### Data listing

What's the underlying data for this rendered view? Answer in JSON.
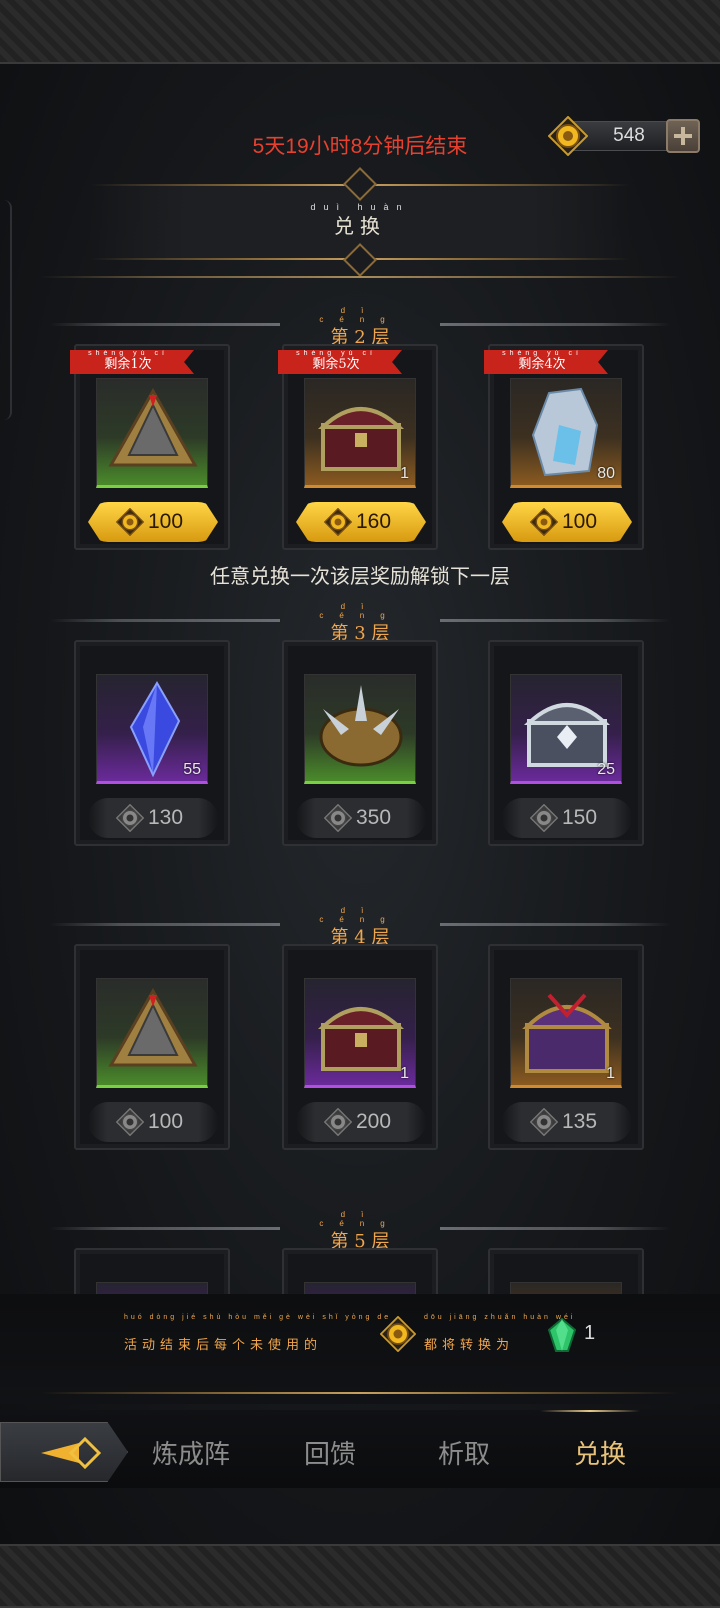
{
  "header": {
    "timer_text": "5天19小时8分钟后结束",
    "currency_amount": "548"
  },
  "banner": {
    "pinyin": "duì huàn",
    "title": "兑换"
  },
  "layers": [
    {
      "pinyin": "dì céng",
      "title": "第 2 层",
      "currency": "gold",
      "items": [
        {
          "ribbon_pinyin": "shèng yú cì",
          "ribbon": "剩余1次",
          "bg": "green",
          "icon": "gold-pyramid-relic-icon",
          "qty": "",
          "price": "100"
        },
        {
          "ribbon_pinyin": "shèng yú cì",
          "ribbon": "剩余5次",
          "bg": "orange",
          "icon": "treasure-chest-icon",
          "qty": "1",
          "price": "160"
        },
        {
          "ribbon_pinyin": "shèng yú cì",
          "ribbon": "剩余4次",
          "bg": "orange",
          "icon": "ice-crystal-ore-icon",
          "qty": "80",
          "price": "100"
        }
      ]
    },
    {
      "pinyin": "dì céng",
      "title": "第 3 层",
      "currency": "gray",
      "items": [
        {
          "bg": "purple",
          "icon": "blue-crystal-icon",
          "qty": "55",
          "price": "130"
        },
        {
          "bg": "green",
          "icon": "spiked-armor-icon",
          "qty": "",
          "price": "350"
        },
        {
          "bg": "purple",
          "icon": "silver-chest-icon",
          "qty": "25",
          "price": "150"
        }
      ]
    },
    {
      "pinyin": "dì céng",
      "title": "第 4 层",
      "currency": "gray",
      "items": [
        {
          "bg": "green",
          "icon": "gold-pyramid-relic-icon",
          "qty": "",
          "price": "100"
        },
        {
          "bg": "purple",
          "icon": "treasure-chest-icon",
          "qty": "1",
          "price": "200"
        },
        {
          "bg": "orange",
          "icon": "purple-ornate-chest-icon",
          "qty": "1",
          "price": "135"
        }
      ]
    },
    {
      "pinyin": "dì céng",
      "title": "第 5 层",
      "currency": "gray",
      "items": []
    }
  ],
  "unlock_hint": "任意兑换一次该层奖励解锁下一层",
  "notice": {
    "pinyin_a": "huó dòng jié shù hòu měi gè wèi shǐ yòng de",
    "text_a": "活动结束后每个未使用的",
    "pinyin_b": "dōu jiāng zhuǎn huàn wéi",
    "text_b": "都将转换为",
    "convert_count": "1"
  },
  "tabs": [
    "炼成阵",
    "回馈",
    "析取",
    "兑换"
  ],
  "colors": {
    "timer_red": "#e8402e",
    "accent_orange": "#f0a64c",
    "active_tab": "#e8c27a",
    "ribbon_red": "#c8241c",
    "gold_button": "#ffd646"
  }
}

### Given exercise
What comes back should match the records exactly, minus any pictures.

### Complete output
What's the underlying data for this rendered view? Answer in JSON.
{
  "header": {
    "timer_text": "5天19小时8分钟后结束",
    "currency_amount": "548"
  },
  "banner": {
    "pinyin": "duì huàn",
    "title": "兑换"
  },
  "layers": [
    {
      "pinyin": "dì céng",
      "title": "第 2 层",
      "currency": "gold",
      "items": [
        {
          "ribbon_pinyin": "shèng yú cì",
          "ribbon": "剩余1次",
          "bg": "green",
          "icon": "gold-pyramid-relic-icon",
          "qty": "",
          "price": "100"
        },
        {
          "ribbon_pinyin": "shèng yú cì",
          "ribbon": "剩余5次",
          "bg": "orange",
          "icon": "treasure-chest-icon",
          "qty": "1",
          "price": "160"
        },
        {
          "ribbon_pinyin": "shèng yú cì",
          "ribbon": "剩余4次",
          "bg": "orange",
          "icon": "ice-crystal-ore-icon",
          "qty": "80",
          "price": "100"
        }
      ]
    },
    {
      "pinyin": "dì céng",
      "title": "第 3 层",
      "currency": "gray",
      "items": [
        {
          "bg": "purple",
          "icon": "blue-crystal-icon",
          "qty": "55",
          "price": "130"
        },
        {
          "bg": "green",
          "icon": "spiked-armor-icon",
          "qty": "",
          "price": "350"
        },
        {
          "bg": "purple",
          "icon": "silver-chest-icon",
          "qty": "25",
          "price": "150"
        }
      ]
    },
    {
      "pinyin": "dì céng",
      "title": "第 4 层",
      "currency": "gray",
      "items": [
        {
          "bg": "green",
          "icon": "gold-pyramid-relic-icon",
          "qty": "",
          "price": "100"
        },
        {
          "bg": "purple",
          "icon": "treasure-chest-icon",
          "qty": "1",
          "price": "200"
        },
        {
          "bg": "orange",
          "icon": "purple-ornate-chest-icon",
          "qty": "1",
          "price": "135"
        }
      ]
    },
    {
      "pinyin": "dì céng",
      "title": "第 5 层",
      "currency": "gray",
      "items": []
    }
  ],
  "unlock_hint": "任意兑换一次该层奖励解锁下一层",
  "notice": {
    "pinyin_a": "huó dòng jié shù hòu měi gè wèi shǐ yòng de",
    "text_a": "活动结束后每个未使用的",
    "pinyin_b": "dōu jiāng zhuǎn huàn wéi",
    "text_b": "都将转换为",
    "convert_count": "1"
  },
  "tabs": [
    "炼成阵",
    "回馈",
    "析取",
    "兑换"
  ],
  "colors": {
    "timer_red": "#e8402e",
    "accent_orange": "#f0a64c",
    "active_tab": "#e8c27a",
    "ribbon_red": "#c8241c",
    "gold_button": "#ffd646"
  }
}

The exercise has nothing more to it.